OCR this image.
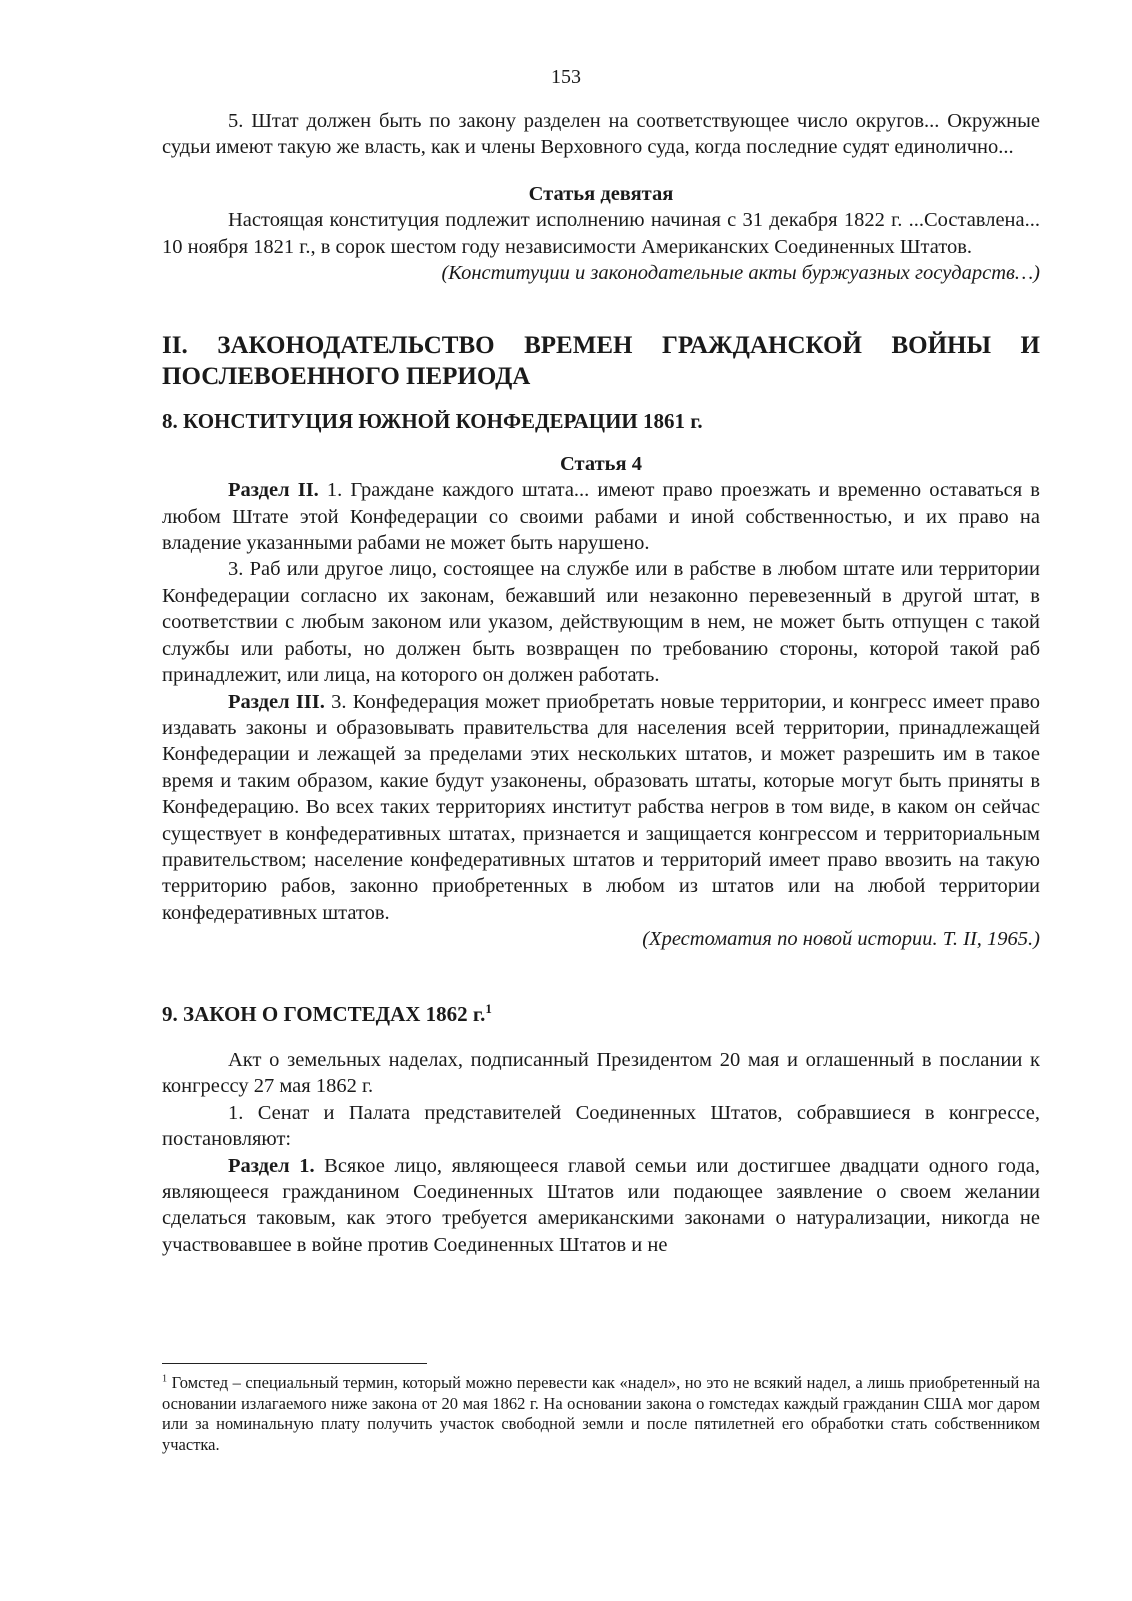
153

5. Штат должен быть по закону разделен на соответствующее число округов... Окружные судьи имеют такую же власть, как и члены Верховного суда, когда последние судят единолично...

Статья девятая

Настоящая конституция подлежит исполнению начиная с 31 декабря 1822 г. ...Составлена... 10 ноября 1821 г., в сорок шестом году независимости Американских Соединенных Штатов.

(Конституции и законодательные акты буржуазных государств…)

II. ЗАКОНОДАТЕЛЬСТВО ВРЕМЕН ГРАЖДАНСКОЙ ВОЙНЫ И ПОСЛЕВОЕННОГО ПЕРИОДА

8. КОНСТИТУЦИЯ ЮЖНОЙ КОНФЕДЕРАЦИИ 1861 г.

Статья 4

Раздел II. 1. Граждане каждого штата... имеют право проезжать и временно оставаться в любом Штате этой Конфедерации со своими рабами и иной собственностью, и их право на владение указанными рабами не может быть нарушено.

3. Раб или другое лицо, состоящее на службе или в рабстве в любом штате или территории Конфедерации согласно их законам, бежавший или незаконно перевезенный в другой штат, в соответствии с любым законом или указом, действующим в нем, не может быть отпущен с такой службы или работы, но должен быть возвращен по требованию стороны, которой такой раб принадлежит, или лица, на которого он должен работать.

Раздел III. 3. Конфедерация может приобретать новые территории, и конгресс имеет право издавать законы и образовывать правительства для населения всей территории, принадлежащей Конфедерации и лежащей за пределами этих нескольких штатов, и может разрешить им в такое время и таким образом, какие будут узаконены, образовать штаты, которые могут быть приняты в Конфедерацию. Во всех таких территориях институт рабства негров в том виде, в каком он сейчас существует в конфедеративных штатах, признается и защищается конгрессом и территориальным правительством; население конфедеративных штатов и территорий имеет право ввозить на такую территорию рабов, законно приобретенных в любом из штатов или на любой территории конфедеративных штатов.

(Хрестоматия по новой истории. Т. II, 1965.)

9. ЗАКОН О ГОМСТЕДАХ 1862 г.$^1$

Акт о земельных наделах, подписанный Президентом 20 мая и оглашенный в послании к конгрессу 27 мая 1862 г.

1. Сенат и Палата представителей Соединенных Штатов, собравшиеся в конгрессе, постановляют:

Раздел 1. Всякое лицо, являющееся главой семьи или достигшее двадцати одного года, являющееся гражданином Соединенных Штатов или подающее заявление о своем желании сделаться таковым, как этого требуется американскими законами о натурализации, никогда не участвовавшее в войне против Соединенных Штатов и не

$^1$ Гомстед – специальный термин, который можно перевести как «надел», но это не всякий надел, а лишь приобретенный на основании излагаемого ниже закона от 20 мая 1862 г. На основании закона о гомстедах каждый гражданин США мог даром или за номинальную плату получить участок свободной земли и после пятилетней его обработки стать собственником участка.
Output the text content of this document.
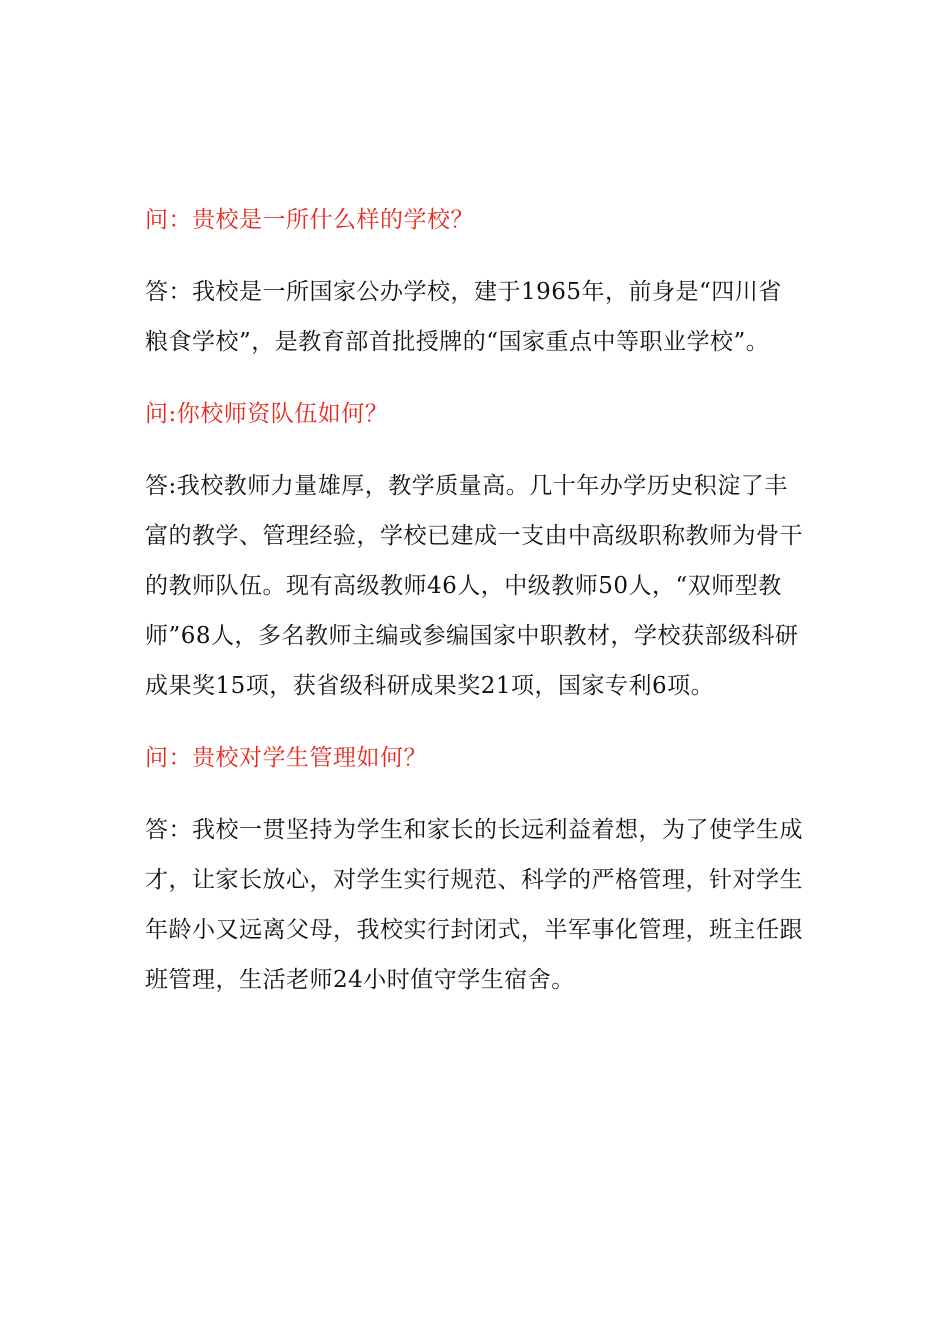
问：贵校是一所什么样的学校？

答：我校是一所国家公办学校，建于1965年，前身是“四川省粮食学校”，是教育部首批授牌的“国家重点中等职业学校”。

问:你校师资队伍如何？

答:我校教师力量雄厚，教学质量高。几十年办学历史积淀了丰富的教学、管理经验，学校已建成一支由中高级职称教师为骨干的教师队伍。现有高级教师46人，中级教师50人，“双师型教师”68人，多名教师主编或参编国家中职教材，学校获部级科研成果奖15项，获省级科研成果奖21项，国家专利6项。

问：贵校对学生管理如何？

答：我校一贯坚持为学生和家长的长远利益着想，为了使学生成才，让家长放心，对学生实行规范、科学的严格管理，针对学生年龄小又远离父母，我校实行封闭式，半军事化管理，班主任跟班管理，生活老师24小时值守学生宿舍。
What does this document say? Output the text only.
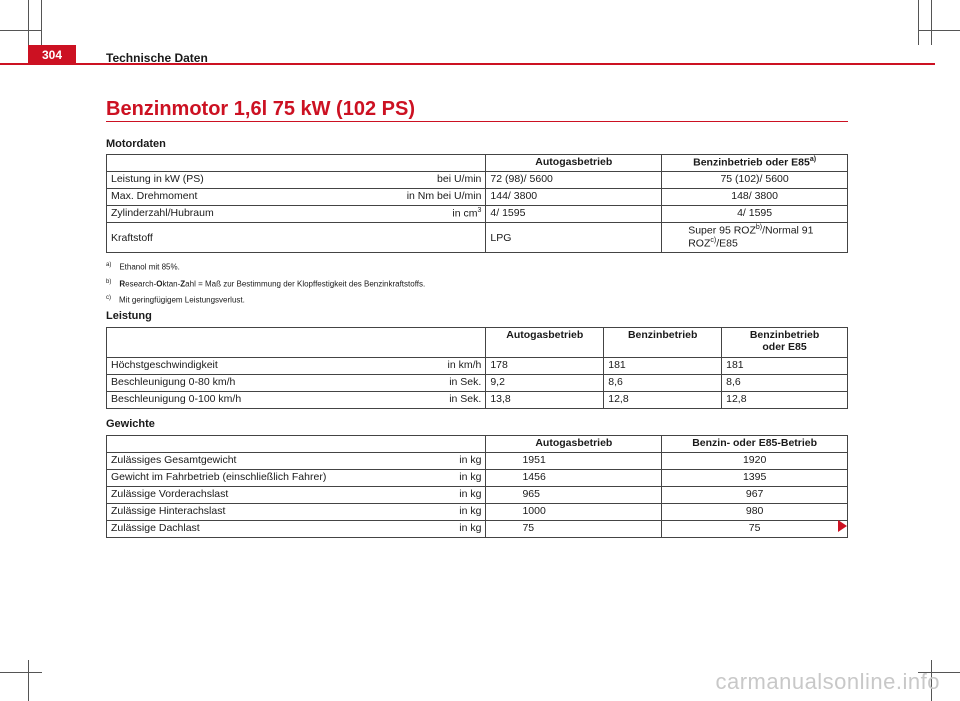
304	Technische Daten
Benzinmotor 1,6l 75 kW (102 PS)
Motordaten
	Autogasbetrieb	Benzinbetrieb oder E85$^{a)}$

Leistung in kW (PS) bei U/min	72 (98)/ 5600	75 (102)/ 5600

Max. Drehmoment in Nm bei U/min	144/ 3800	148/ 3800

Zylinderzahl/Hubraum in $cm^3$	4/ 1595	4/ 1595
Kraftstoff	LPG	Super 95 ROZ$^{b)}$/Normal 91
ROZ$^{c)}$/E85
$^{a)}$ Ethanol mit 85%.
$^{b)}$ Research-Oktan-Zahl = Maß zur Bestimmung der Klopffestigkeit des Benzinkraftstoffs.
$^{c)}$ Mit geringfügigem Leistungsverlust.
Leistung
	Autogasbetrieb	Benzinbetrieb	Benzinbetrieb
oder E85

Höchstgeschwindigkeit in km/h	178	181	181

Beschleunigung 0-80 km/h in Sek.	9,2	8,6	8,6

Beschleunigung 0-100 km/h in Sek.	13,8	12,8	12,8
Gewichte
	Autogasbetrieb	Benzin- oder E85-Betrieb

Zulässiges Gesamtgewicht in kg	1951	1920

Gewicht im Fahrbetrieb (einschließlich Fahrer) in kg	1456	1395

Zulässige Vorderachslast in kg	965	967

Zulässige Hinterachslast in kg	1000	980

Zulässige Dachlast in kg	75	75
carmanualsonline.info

■ Problem to solve ■
Find each line holding the string "Benzinbetrieb" and copy it out.

■ Output of the task ■
	Autogasbetrieb	Benzinbetrieb oder E85$^{a)}$
	Autogasbetrieb	Benzinbetrieb	Benzinbetrieb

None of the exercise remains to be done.